Given problem:
Copy every line that mentions the word "JSON".

-- Begin Recorded data --

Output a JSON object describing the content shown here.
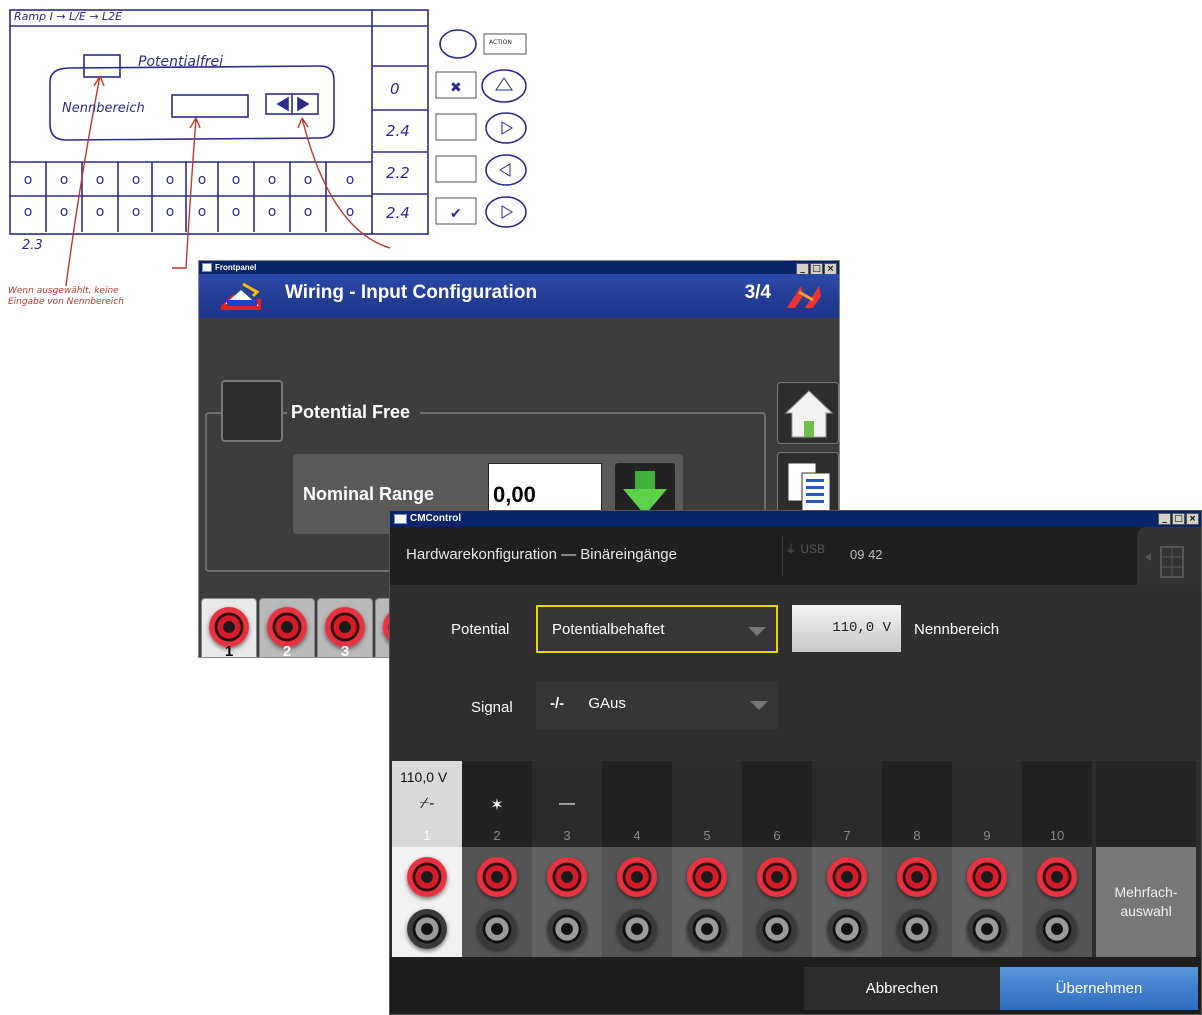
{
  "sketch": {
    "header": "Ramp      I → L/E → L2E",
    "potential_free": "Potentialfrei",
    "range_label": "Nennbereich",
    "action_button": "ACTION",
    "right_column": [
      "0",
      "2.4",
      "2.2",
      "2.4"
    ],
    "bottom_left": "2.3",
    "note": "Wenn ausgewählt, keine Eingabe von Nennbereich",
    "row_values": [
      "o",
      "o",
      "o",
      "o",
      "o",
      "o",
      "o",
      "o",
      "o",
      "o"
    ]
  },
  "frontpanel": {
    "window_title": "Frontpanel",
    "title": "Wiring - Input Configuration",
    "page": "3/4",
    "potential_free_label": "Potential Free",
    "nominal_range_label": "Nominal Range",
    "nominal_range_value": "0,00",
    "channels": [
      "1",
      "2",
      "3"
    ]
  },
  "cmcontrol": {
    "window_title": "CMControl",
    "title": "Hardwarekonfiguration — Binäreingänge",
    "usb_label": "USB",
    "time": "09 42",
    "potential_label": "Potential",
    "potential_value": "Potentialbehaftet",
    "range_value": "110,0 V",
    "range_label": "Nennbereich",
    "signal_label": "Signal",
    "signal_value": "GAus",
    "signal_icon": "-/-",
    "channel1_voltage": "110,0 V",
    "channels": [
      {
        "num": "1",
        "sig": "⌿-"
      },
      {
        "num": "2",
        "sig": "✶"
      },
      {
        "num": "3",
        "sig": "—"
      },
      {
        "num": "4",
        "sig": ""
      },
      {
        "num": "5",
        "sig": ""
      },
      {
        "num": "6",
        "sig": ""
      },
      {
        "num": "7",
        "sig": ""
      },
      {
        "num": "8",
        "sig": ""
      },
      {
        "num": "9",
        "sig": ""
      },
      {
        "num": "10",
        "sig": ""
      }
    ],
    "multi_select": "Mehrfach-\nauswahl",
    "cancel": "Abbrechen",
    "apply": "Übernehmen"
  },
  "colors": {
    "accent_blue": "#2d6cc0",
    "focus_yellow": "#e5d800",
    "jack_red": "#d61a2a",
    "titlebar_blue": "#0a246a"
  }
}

-- End Recorded data --
-- Begin Recorded data --

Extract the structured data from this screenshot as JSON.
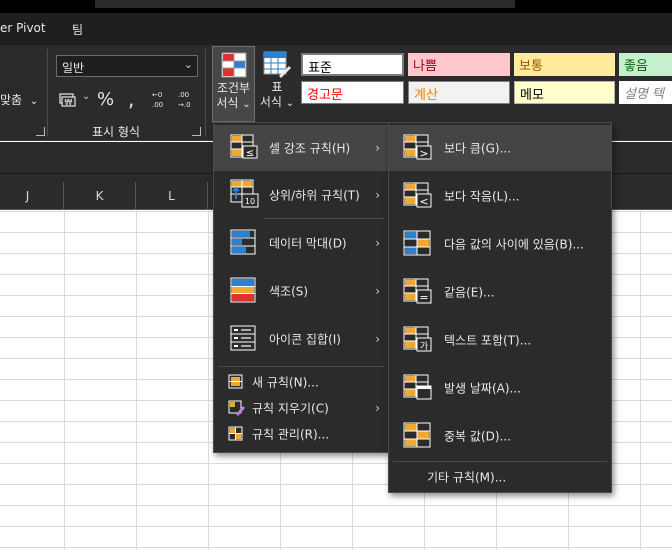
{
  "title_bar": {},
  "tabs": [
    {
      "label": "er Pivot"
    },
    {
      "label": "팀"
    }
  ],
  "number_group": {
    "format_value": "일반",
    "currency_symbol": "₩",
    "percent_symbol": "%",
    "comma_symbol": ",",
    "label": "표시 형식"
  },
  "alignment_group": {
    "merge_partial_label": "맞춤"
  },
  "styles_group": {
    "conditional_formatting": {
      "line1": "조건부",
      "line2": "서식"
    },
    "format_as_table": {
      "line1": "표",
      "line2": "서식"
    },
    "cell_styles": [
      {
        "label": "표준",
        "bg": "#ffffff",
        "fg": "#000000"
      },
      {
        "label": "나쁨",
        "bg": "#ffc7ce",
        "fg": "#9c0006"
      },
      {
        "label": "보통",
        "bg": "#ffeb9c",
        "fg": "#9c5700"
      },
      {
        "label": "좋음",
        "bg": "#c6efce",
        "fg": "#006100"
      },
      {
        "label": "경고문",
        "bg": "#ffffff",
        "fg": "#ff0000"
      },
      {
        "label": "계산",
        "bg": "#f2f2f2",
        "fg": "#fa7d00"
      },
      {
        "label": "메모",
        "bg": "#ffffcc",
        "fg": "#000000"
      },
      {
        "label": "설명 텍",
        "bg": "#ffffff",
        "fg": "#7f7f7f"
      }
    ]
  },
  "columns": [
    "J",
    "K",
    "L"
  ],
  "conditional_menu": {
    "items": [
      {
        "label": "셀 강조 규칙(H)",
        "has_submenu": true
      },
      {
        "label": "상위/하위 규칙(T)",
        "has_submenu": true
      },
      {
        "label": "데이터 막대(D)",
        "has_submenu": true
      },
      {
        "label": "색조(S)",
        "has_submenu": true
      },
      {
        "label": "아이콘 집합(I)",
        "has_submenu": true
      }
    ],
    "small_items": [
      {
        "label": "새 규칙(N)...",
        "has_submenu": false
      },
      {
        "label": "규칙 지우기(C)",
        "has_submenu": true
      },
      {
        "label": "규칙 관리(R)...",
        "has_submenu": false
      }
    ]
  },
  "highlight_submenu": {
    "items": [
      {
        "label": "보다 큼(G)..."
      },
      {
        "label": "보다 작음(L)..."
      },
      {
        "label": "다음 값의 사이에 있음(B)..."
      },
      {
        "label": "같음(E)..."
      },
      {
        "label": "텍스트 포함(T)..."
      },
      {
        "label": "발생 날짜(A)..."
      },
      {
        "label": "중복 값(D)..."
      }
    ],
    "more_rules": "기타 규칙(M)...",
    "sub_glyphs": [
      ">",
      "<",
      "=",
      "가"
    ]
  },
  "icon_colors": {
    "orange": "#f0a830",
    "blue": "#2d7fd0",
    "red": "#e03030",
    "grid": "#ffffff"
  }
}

-- End Recorded data --

Finished task:
Output a JSON object describing the content shown here.
Extract the structured data from this screenshot as JSON.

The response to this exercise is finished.